Extract the complete listing and repeat it word for word.

SUPPLIED ENTRIES:
— Begin —
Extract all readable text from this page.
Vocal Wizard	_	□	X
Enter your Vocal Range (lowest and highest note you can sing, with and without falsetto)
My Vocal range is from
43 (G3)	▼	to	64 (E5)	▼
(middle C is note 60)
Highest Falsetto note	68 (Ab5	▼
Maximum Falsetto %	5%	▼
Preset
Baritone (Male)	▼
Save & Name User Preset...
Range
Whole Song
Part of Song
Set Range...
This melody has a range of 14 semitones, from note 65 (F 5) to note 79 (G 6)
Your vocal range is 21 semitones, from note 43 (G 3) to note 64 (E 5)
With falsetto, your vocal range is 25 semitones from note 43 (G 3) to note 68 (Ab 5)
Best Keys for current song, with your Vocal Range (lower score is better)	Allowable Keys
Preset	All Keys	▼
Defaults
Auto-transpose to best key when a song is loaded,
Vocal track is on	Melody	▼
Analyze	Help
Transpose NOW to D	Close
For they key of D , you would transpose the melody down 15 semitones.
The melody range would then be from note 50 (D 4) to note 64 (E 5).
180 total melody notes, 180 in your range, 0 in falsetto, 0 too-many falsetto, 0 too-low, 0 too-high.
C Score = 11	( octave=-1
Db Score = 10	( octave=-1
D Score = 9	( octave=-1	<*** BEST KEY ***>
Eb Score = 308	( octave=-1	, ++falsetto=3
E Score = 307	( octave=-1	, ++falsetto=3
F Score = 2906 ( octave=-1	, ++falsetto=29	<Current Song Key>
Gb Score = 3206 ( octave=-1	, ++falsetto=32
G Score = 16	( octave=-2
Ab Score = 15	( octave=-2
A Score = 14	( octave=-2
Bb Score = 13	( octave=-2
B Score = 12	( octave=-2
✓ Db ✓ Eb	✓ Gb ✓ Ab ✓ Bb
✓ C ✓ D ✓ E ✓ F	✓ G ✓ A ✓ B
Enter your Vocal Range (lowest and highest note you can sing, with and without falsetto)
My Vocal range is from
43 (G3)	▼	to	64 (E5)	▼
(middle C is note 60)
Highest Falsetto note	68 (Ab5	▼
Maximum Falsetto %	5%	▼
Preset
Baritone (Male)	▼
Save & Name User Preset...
— End —
SOLUTION FOR THIS PROBLEM:
Extract all readable text from this page.
Vocal Wizard	_	□	X
Enter your Vocal Range (lowest and highest note you can sing, with and without falsetto)
My Vocal range is from
43 (G3)	▼	to	64 (E5)	▼
(middle C is note 60)
Highest Falsetto note	68 (Ab5	▼
Maximum Falsetto %	5%	▼
Preset
Baritone (Male)	▼
Save & Name User Preset...
Range
Whole Song
Part of Song
Set Range...
This melody has a range of 14 semitones, from note 65 (F 5) to note 79 (G 6)
Your vocal range is 21 semitones, from note 43 (G 3) to note 64 (E 5)
With falsetto, your vocal range is 25 semitones from note 43 (G 3) to note 68 (Ab 5)
Best Keys for current song, with your Vocal Range (lower score is better)	Allowable Keys
Preset	All Keys	▼
Defaults
Auto-transpose to best key when a song is loaded,
Vocal track is on	Melody	▼
Analyze	Help
Transpose NOW to D	Close
For they key of D , you would transpose the melody down 15 semitones.
The melody range would then be from note 50 (D 4) to note 64 (E 5).
180 total melody notes, 180 in your range, 0 in falsetto, 0 too-many falsetto, 0 too-low, 0 too-high.
C Score = 11	( octave=-1
Db Score = 10	( octave=-1
D Score = 9	( octave=-1	<*** BEST KEY ***>
Eb Score = 308	( octave=-1	, ++falsetto=3
E Score = 307	( octave=-1	, ++falsetto=3
F Score = 2906 ( octave=-1	, ++falsetto=29	<Current Song Key>
Gb Score = 3206 ( octave=-1	, ++falsetto=32
G Score = 16	( octave=-2
Ab Score = 15	( octave=-2
A Score = 14	( octave=-2
Bb Score = 13	( octave=-2
B Score = 12	( octave=-2
✓ Db ✓ Eb	✓ Gb ✓ Ab ✓ Bb
✓ C ✓ D ✓ E ✓ F	✓ G ✓ A ✓ B
Enter your Vocal Range (lowest and highest note you can sing, with and without falsetto)
My Vocal range is from
43 (G3)	▼	to	64 (E5)	▼
(middle C is note 60)
Highest Falsetto note	68 (Ab5	▼
Maximum Falsetto %	5%	▼
Preset
Baritone (Male)	▼
Save & Name User Preset...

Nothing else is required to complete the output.